AIM OF THE EXERCISE> Give the count of lines in the data that include the string "ЭТОГО", with no added remarks.

DATA LINES>

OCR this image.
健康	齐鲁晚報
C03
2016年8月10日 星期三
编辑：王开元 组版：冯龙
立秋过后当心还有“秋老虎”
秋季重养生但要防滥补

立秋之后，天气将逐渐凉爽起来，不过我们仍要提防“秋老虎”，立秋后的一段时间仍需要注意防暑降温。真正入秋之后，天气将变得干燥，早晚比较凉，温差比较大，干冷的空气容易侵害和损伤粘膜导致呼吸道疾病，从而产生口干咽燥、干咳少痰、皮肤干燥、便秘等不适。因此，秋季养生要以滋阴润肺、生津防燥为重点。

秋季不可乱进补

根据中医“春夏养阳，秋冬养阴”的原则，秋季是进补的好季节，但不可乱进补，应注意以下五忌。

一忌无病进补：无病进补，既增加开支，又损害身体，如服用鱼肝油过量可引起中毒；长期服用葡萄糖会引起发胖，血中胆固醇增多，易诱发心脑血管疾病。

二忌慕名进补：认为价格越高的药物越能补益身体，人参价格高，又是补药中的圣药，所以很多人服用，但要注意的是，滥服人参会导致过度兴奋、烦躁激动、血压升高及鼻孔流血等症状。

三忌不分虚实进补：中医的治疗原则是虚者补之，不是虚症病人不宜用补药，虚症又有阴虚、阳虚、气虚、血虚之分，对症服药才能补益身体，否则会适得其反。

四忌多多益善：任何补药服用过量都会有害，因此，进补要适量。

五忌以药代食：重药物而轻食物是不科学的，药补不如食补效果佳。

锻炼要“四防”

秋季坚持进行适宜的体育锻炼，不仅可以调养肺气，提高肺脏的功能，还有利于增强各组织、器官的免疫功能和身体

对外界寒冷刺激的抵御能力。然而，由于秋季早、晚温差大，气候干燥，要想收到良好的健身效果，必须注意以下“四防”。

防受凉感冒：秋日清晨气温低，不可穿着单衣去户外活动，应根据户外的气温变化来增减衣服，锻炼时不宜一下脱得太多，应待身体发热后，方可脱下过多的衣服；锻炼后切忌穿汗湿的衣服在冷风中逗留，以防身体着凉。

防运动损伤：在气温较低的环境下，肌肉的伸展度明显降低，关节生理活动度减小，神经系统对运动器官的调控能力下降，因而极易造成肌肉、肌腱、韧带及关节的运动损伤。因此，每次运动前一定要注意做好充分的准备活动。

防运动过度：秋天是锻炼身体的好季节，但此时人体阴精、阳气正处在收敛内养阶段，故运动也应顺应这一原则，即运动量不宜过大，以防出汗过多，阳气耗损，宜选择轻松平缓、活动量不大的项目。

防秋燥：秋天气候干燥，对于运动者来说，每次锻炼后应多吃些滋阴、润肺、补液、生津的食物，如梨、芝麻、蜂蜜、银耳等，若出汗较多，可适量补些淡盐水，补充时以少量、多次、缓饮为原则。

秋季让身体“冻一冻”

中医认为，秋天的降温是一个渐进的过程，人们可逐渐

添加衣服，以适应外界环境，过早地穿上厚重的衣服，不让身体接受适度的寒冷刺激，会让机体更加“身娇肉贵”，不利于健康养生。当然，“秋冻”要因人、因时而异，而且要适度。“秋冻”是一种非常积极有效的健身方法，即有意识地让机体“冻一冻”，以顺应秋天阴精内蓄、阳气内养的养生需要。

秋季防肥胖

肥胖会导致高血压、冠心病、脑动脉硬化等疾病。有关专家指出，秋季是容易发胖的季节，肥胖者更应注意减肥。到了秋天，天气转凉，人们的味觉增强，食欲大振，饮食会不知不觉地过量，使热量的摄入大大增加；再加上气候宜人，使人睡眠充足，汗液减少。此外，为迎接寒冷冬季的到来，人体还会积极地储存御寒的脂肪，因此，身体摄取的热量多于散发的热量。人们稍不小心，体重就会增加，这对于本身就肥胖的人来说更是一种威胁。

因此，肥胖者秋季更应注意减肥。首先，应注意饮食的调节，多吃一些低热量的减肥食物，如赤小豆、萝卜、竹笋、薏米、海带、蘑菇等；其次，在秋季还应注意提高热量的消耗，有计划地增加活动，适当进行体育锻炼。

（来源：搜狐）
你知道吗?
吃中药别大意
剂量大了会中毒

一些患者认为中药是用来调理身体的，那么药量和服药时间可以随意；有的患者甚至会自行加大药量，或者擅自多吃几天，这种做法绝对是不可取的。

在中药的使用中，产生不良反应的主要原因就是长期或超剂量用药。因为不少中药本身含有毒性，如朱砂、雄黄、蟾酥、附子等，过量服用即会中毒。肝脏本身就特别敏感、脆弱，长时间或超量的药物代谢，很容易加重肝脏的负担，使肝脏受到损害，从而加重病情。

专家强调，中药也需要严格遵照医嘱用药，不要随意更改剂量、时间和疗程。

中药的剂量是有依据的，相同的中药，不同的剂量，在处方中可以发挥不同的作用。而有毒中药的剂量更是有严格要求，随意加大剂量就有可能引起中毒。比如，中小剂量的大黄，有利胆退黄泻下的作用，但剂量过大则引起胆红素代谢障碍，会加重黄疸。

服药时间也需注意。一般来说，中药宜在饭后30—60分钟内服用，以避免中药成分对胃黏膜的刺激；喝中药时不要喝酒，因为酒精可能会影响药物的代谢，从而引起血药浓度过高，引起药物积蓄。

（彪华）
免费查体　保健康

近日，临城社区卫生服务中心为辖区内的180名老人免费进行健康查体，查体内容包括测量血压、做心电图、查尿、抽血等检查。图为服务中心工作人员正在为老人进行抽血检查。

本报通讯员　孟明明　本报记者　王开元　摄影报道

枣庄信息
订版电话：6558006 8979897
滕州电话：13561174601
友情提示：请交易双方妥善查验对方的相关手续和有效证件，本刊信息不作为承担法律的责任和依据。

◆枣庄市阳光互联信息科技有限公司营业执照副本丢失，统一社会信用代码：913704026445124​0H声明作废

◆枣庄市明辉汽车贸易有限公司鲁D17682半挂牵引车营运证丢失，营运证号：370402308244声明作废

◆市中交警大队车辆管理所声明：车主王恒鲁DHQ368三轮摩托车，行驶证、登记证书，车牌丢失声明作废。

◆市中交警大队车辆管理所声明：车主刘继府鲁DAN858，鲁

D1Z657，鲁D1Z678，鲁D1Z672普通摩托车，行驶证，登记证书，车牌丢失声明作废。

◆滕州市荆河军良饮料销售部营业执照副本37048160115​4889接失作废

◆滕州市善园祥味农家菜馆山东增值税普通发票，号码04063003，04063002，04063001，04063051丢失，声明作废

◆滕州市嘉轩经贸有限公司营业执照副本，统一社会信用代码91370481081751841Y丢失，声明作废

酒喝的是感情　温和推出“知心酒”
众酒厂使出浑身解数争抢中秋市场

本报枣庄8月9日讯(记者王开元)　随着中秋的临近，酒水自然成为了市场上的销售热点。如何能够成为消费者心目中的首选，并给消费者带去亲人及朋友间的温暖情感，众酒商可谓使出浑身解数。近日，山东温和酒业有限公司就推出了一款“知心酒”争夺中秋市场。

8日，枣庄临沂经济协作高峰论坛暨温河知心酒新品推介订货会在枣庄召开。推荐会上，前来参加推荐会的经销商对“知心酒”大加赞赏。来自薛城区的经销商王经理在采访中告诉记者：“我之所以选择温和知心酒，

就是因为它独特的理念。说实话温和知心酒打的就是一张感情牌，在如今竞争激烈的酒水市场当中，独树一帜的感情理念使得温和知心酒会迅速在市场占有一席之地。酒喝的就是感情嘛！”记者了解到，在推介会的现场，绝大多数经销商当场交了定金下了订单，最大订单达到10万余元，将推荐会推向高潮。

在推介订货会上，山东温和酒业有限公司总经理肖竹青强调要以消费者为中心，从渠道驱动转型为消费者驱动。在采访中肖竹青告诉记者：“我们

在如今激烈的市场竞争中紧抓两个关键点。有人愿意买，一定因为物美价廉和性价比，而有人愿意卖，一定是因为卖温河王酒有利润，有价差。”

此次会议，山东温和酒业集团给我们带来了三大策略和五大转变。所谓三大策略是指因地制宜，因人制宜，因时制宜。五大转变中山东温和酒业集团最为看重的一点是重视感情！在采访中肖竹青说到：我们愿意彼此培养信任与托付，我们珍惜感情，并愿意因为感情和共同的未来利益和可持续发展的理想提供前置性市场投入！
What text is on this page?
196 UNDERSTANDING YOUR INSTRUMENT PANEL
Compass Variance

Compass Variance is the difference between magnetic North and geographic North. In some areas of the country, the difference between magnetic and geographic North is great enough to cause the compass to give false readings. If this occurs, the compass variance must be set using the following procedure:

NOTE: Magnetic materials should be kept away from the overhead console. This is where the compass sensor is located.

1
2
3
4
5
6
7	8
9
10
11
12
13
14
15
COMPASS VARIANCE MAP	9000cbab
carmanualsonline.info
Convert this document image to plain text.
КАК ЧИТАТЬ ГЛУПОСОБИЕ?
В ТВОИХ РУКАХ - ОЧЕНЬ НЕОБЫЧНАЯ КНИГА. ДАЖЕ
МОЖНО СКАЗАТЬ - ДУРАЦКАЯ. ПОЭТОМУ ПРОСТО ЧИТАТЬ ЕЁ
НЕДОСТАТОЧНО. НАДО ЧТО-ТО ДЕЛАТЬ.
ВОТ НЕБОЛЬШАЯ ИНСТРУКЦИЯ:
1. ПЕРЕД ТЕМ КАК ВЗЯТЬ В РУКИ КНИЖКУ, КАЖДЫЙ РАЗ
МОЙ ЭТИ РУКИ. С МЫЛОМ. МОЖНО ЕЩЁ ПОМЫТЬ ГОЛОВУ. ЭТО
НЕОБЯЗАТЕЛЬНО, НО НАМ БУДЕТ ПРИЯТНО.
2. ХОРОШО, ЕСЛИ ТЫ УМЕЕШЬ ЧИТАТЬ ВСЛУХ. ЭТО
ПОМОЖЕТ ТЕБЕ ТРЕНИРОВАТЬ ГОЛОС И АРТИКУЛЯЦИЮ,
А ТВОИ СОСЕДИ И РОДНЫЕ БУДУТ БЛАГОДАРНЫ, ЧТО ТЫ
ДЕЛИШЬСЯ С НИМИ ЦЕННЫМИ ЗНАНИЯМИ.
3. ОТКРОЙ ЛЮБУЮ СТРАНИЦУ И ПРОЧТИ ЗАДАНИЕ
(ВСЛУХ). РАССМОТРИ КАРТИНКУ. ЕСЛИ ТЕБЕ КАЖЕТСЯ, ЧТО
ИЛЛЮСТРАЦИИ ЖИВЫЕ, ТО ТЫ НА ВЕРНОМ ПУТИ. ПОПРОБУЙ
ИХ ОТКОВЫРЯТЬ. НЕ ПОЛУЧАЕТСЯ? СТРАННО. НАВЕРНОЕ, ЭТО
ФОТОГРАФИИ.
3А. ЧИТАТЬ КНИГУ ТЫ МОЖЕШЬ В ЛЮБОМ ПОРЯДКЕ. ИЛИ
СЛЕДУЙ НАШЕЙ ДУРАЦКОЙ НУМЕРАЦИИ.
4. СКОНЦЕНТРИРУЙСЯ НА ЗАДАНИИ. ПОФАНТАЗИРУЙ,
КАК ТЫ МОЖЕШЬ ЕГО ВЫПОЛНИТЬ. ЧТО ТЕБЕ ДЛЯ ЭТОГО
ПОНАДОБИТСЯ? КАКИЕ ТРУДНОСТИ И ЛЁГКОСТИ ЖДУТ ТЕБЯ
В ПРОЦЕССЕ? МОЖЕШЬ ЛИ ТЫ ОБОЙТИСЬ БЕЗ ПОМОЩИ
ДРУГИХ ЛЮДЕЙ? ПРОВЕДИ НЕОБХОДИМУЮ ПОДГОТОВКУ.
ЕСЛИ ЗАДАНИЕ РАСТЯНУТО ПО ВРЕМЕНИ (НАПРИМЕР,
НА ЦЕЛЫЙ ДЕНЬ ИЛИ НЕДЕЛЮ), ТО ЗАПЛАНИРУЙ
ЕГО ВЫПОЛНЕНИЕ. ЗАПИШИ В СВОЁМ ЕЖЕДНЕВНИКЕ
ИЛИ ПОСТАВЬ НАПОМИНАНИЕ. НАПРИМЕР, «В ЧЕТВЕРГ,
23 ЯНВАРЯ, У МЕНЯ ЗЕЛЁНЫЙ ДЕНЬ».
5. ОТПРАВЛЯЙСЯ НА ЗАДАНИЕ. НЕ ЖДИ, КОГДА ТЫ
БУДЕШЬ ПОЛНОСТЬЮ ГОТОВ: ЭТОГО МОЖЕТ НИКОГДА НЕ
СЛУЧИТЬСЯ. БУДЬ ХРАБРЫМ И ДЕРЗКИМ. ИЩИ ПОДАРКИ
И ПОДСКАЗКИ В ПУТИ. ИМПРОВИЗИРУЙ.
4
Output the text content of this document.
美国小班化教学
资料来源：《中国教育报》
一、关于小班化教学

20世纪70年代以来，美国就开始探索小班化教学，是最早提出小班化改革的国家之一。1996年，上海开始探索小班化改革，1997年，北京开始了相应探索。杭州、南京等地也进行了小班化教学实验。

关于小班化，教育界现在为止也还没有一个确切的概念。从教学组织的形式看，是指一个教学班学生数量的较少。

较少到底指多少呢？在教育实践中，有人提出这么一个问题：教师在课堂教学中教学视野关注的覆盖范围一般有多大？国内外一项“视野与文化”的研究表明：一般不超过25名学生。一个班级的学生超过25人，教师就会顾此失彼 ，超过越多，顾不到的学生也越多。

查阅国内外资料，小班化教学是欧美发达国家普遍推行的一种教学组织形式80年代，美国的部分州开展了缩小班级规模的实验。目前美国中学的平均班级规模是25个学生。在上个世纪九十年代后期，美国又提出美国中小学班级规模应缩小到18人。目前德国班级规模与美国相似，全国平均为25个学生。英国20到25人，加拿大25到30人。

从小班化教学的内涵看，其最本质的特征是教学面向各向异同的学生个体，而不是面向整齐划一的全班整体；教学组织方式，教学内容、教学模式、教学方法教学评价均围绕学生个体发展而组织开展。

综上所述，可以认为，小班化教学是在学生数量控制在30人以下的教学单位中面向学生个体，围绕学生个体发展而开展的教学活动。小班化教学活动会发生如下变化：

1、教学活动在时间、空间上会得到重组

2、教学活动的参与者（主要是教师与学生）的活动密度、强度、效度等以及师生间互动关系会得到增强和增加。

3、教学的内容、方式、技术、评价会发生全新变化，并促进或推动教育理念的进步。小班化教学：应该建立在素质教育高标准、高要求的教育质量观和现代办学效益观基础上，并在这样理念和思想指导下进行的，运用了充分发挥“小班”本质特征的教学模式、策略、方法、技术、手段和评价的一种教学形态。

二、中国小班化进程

WRITTEN ANSWER> 2